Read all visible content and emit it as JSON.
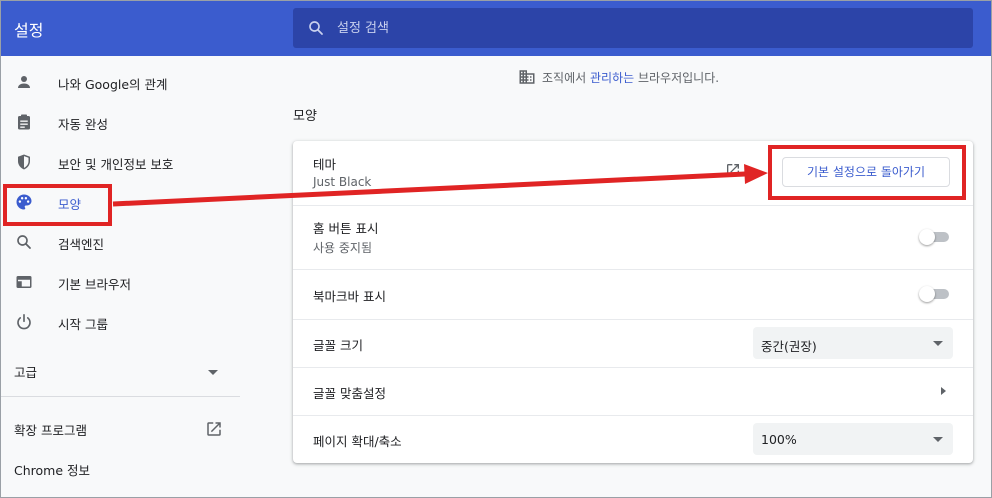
{
  "header": {
    "title": "설정",
    "search_placeholder": "설정 검색"
  },
  "sidebar": {
    "items": [
      {
        "label": "나와 Google의 관계",
        "icon": "person-icon"
      },
      {
        "label": "자동 완성",
        "icon": "clipboard-icon"
      },
      {
        "label": "보안 및 개인정보 보호",
        "icon": "shield-icon"
      },
      {
        "label": "모양",
        "icon": "palette-icon",
        "active": true
      },
      {
        "label": "검색엔진",
        "icon": "search-icon"
      },
      {
        "label": "기본 브라우저",
        "icon": "browser-window-icon"
      },
      {
        "label": "시작 그룹",
        "icon": "power-icon"
      }
    ],
    "advanced_label": "고급",
    "extensions_label": "확장 프로그램",
    "about_label": "Chrome 정보"
  },
  "main": {
    "managed_text_prefix": "조직에서 ",
    "managed_link": "관리하는",
    "managed_text_suffix": " 브라우저입니다.",
    "section_title": "모양",
    "theme": {
      "label": "테마",
      "value": "Just Black",
      "reset_button": "기본 설정으로 돌아가기"
    },
    "home_button": {
      "label": "홈 버튼 표시",
      "status": "사용 중지됨",
      "enabled": false
    },
    "bookmarks_bar": {
      "label": "북마크바 표시",
      "enabled": false
    },
    "font_size": {
      "label": "글꼴 크기",
      "selected": "중간(권장)"
    },
    "custom_fonts": {
      "label": "글꼴 맞춤설정"
    },
    "page_zoom": {
      "label": "페이지 확대/축소",
      "selected": "100%"
    }
  },
  "colors": {
    "accent": "#3b5cce",
    "annotation": "#e02424"
  }
}
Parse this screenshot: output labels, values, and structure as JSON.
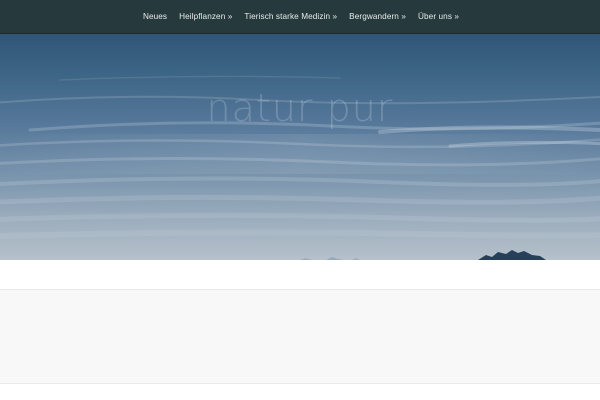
{
  "nav": {
    "items": [
      {
        "label": "Neues"
      },
      {
        "label": "Heilpflanzen »"
      },
      {
        "label": "Tierisch starke Medizin »"
      },
      {
        "label": "Bergwandern »"
      },
      {
        "label": "Über uns »"
      }
    ]
  },
  "hero": {
    "title": "natur pur"
  },
  "colors": {
    "nav_bg": "#263a3d",
    "nav_text": "#e6ecec",
    "content_bg": "#f8f8f8"
  }
}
········
An exact transcription of all the entries is required, without the pictures.

● Written solution:
Read all visible content and emit it as JSON.
{
  "header": {
    "title": "설정",
    "search_placeholder": "설정 검색"
  },
  "sidebar": {
    "items": [
      {
        "label": "나와 Google의 관계",
        "icon": "person-icon"
      },
      {
        "label": "자동 완성",
        "icon": "clipboard-icon"
      },
      {
        "label": "보안 및 개인정보 보호",
        "icon": "shield-icon"
      },
      {
        "label": "모양",
        "icon": "palette-icon",
        "active": true
      },
      {
        "label": "검색엔진",
        "icon": "search-icon"
      },
      {
        "label": "기본 브라우저",
        "icon": "browser-window-icon"
      },
      {
        "label": "시작 그룹",
        "icon": "power-icon"
      }
    ],
    "advanced_label": "고급",
    "extensions_label": "확장 프로그램",
    "about_label": "Chrome 정보"
  },
  "main": {
    "managed_text_prefix": "조직에서 ",
    "managed_link": "관리하는",
    "managed_text_suffix": " 브라우저입니다.",
    "section_title": "모양",
    "theme": {
      "label": "테마",
      "value": "Just Black",
      "reset_button": "기본 설정으로 돌아가기"
    },
    "home_button": {
      "label": "홈 버튼 표시",
      "status": "사용 중지됨",
      "enabled": false
    },
    "bookmarks_bar": {
      "label": "북마크바 표시",
      "enabled": false
    },
    "font_size": {
      "label": "글꼴 크기",
      "selected": "중간(권장)"
    },
    "custom_fonts": {
      "label": "글꼴 맞춤설정"
    },
    "page_zoom": {
      "label": "페이지 확대/축소",
      "selected": "100%"
    }
  },
  "colors": {
    "accent": "#3b5cce",
    "annotation": "#e02424"
  }
}
Parse this screenshot: output labels, values, and structure as JSON.
{
  "nav": {
    "items": [
      {
        "label": "Neues"
      },
      {
        "label": "Heilpflanzen »"
      },
      {
        "label": "Tierisch starke Medizin »"
      },
      {
        "label": "Bergwandern »"
      },
      {
        "label": "Über uns »"
      }
    ]
  },
  "hero": {
    "title": "natur pur"
  },
  "colors": {
    "nav_bg": "#263a3d",
    "nav_text": "#e6ecec",
    "content_bg": "#f8f8f8"
  }
}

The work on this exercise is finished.